What the task requires:
Your task is to transcribe all the entries exactly, excluding pictures.

Source records:
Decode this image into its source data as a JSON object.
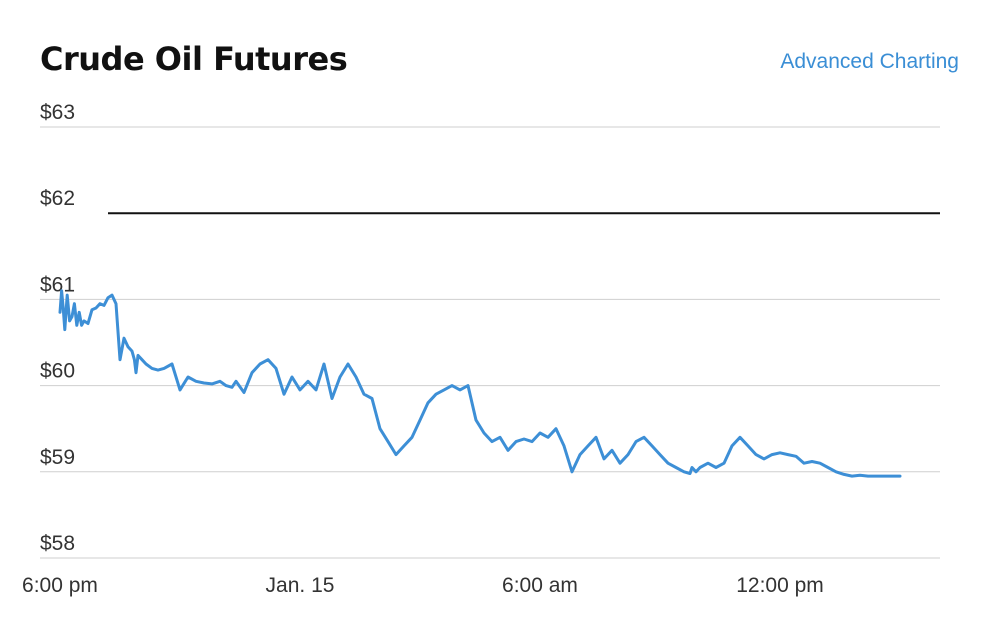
{
  "header": {
    "title": "Crude Oil Futures",
    "advanced_link": "Advanced Charting"
  },
  "colors": {
    "line": "#3d8fd6",
    "grid": "#cfcfcf",
    "reference": "#111111",
    "text": "#333333",
    "link": "#3a8ed5"
  },
  "chart_data": {
    "type": "line",
    "title": "Crude Oil Futures",
    "xlabel": "",
    "ylabel": "",
    "ylim": [
      58,
      63
    ],
    "yticks": [
      63,
      62,
      61,
      60,
      59,
      58
    ],
    "ytick_labels": [
      "$63",
      "$62",
      "$61",
      "$60",
      "$59",
      "$58"
    ],
    "grid": true,
    "reference_line": 62,
    "xlim_hours": [
      -0.5,
      22
    ],
    "xticks": [
      {
        "label": "6:00 pm",
        "hour": 0
      },
      {
        "label": "Jan. 15",
        "hour": 6
      },
      {
        "label": "6:00 am",
        "hour": 12
      },
      {
        "label": "12:00 pm",
        "hour": 18
      }
    ],
    "series": [
      {
        "x": [
          0.0,
          0.04,
          0.08,
          0.12,
          0.18,
          0.24,
          0.3,
          0.36,
          0.42,
          0.48,
          0.54,
          0.6,
          0.7,
          0.8,
          0.9,
          1.0,
          1.1,
          1.2,
          1.3,
          1.4,
          1.5,
          1.6,
          1.7,
          1.8,
          1.86,
          1.9,
          1.95,
          2.05,
          2.15,
          2.3,
          2.45,
          2.6,
          2.8,
          3.0,
          3.2,
          3.4,
          3.6,
          3.8,
          4.0,
          4.15,
          4.3,
          4.4,
          4.6,
          4.8,
          5.0,
          5.2,
          5.4,
          5.6,
          5.8,
          6.0,
          6.2,
          6.4,
          6.6,
          6.8,
          7.0,
          7.2,
          7.4,
          7.6,
          7.8,
          8.0,
          8.2,
          8.4,
          8.6,
          8.8,
          9.0,
          9.2,
          9.4,
          9.6,
          9.8,
          10.0,
          10.2,
          10.4,
          10.6,
          10.8,
          11.0,
          11.2,
          11.4,
          11.6,
          11.8,
          12.0,
          12.2,
          12.4,
          12.6,
          12.8,
          13.0,
          13.2,
          13.4,
          13.6,
          13.8,
          14.0,
          14.2,
          14.4,
          14.6,
          14.8,
          15.0,
          15.2,
          15.4,
          15.6,
          15.75,
          15.8,
          15.9,
          16.0,
          16.2,
          16.4,
          16.6,
          16.8,
          17.0,
          17.2,
          17.4,
          17.6,
          17.8,
          18.0,
          18.2,
          18.4,
          18.6,
          18.8,
          19.0,
          19.2,
          19.4,
          19.6,
          19.8,
          20.0,
          20.2,
          20.4,
          20.6,
          20.8,
          21.0
        ],
        "values": [
          60.85,
          61.1,
          60.9,
          60.65,
          61.05,
          60.75,
          60.8,
          60.95,
          60.7,
          60.85,
          60.7,
          60.75,
          60.72,
          60.88,
          60.9,
          60.95,
          60.93,
          61.02,
          61.05,
          60.95,
          60.3,
          60.55,
          60.45,
          60.4,
          60.3,
          60.15,
          60.35,
          60.3,
          60.25,
          60.2,
          60.18,
          60.2,
          60.25,
          59.95,
          60.1,
          60.05,
          60.03,
          60.02,
          60.05,
          60.0,
          59.98,
          60.05,
          59.92,
          60.15,
          60.25,
          60.3,
          60.2,
          59.9,
          60.1,
          59.95,
          60.05,
          59.95,
          60.25,
          59.85,
          60.1,
          60.25,
          60.1,
          59.9,
          59.85,
          59.5,
          59.35,
          59.2,
          59.3,
          59.4,
          59.6,
          59.8,
          59.9,
          59.95,
          60.0,
          59.95,
          60.0,
          59.6,
          59.45,
          59.35,
          59.4,
          59.25,
          59.35,
          59.38,
          59.35,
          59.45,
          59.4,
          59.5,
          59.3,
          59.0,
          59.2,
          59.3,
          59.4,
          59.15,
          59.25,
          59.1,
          59.2,
          59.35,
          59.4,
          59.3,
          59.2,
          59.1,
          59.05,
          59.0,
          58.98,
          59.05,
          59.0,
          59.05,
          59.1,
          59.05,
          59.1,
          59.3,
          59.4,
          59.3,
          59.2,
          59.15,
          59.2,
          59.22,
          59.2,
          59.18,
          59.1,
          59.12,
          59.1,
          59.05,
          59.0,
          58.97,
          58.95,
          58.96,
          58.95,
          58.95,
          58.95,
          58.95,
          58.95
        ]
      }
    ]
  }
}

Task output:
Decode this image into its source data as a JSON object.
{
  "header": {
    "title": "Crude Oil Futures",
    "advanced_link": "Advanced Charting"
  },
  "colors": {
    "line": "#3d8fd6",
    "grid": "#cfcfcf",
    "reference": "#111111",
    "text": "#333333",
    "link": "#3a8ed5"
  },
  "chart_data": {
    "type": "line",
    "title": "Crude Oil Futures",
    "xlabel": "",
    "ylabel": "",
    "ylim": [
      58,
      63
    ],
    "yticks": [
      63,
      62,
      61,
      60,
      59,
      58
    ],
    "ytick_labels": [
      "$63",
      "$62",
      "$61",
      "$60",
      "$59",
      "$58"
    ],
    "grid": true,
    "reference_line": 62,
    "xlim_hours": [
      -0.5,
      22
    ],
    "xticks": [
      {
        "label": "6:00 pm",
        "hour": 0
      },
      {
        "label": "Jan. 15",
        "hour": 6
      },
      {
        "label": "6:00 am",
        "hour": 12
      },
      {
        "label": "12:00 pm",
        "hour": 18
      }
    ],
    "series": [
      {
        "x": [
          0.0,
          0.04,
          0.08,
          0.12,
          0.18,
          0.24,
          0.3,
          0.36,
          0.42,
          0.48,
          0.54,
          0.6,
          0.7,
          0.8,
          0.9,
          1.0,
          1.1,
          1.2,
          1.3,
          1.4,
          1.5,
          1.6,
          1.7,
          1.8,
          1.86,
          1.9,
          1.95,
          2.05,
          2.15,
          2.3,
          2.45,
          2.6,
          2.8,
          3.0,
          3.2,
          3.4,
          3.6,
          3.8,
          4.0,
          4.15,
          4.3,
          4.4,
          4.6,
          4.8,
          5.0,
          5.2,
          5.4,
          5.6,
          5.8,
          6.0,
          6.2,
          6.4,
          6.6,
          6.8,
          7.0,
          7.2,
          7.4,
          7.6,
          7.8,
          8.0,
          8.2,
          8.4,
          8.6,
          8.8,
          9.0,
          9.2,
          9.4,
          9.6,
          9.8,
          10.0,
          10.2,
          10.4,
          10.6,
          10.8,
          11.0,
          11.2,
          11.4,
          11.6,
          11.8,
          12.0,
          12.2,
          12.4,
          12.6,
          12.8,
          13.0,
          13.2,
          13.4,
          13.6,
          13.8,
          14.0,
          14.2,
          14.4,
          14.6,
          14.8,
          15.0,
          15.2,
          15.4,
          15.6,
          15.75,
          15.8,
          15.9,
          16.0,
          16.2,
          16.4,
          16.6,
          16.8,
          17.0,
          17.2,
          17.4,
          17.6,
          17.8,
          18.0,
          18.2,
          18.4,
          18.6,
          18.8,
          19.0,
          19.2,
          19.4,
          19.6,
          19.8,
          20.0,
          20.2,
          20.4,
          20.6,
          20.8,
          21.0
        ],
        "values": [
          60.85,
          61.1,
          60.9,
          60.65,
          61.05,
          60.75,
          60.8,
          60.95,
          60.7,
          60.85,
          60.7,
          60.75,
          60.72,
          60.88,
          60.9,
          60.95,
          60.93,
          61.02,
          61.05,
          60.95,
          60.3,
          60.55,
          60.45,
          60.4,
          60.3,
          60.15,
          60.35,
          60.3,
          60.25,
          60.2,
          60.18,
          60.2,
          60.25,
          59.95,
          60.1,
          60.05,
          60.03,
          60.02,
          60.05,
          60.0,
          59.98,
          60.05,
          59.92,
          60.15,
          60.25,
          60.3,
          60.2,
          59.9,
          60.1,
          59.95,
          60.05,
          59.95,
          60.25,
          59.85,
          60.1,
          60.25,
          60.1,
          59.9,
          59.85,
          59.5,
          59.35,
          59.2,
          59.3,
          59.4,
          59.6,
          59.8,
          59.9,
          59.95,
          60.0,
          59.95,
          60.0,
          59.6,
          59.45,
          59.35,
          59.4,
          59.25,
          59.35,
          59.38,
          59.35,
          59.45,
          59.4,
          59.5,
          59.3,
          59.0,
          59.2,
          59.3,
          59.4,
          59.15,
          59.25,
          59.1,
          59.2,
          59.35,
          59.4,
          59.3,
          59.2,
          59.1,
          59.05,
          59.0,
          58.98,
          59.05,
          59.0,
          59.05,
          59.1,
          59.05,
          59.1,
          59.3,
          59.4,
          59.3,
          59.2,
          59.15,
          59.2,
          59.22,
          59.2,
          59.18,
          59.1,
          59.12,
          59.1,
          59.05,
          59.0,
          58.97,
          58.95,
          58.96,
          58.95,
          58.95,
          58.95,
          58.95,
          58.95
        ]
      }
    ]
  }
}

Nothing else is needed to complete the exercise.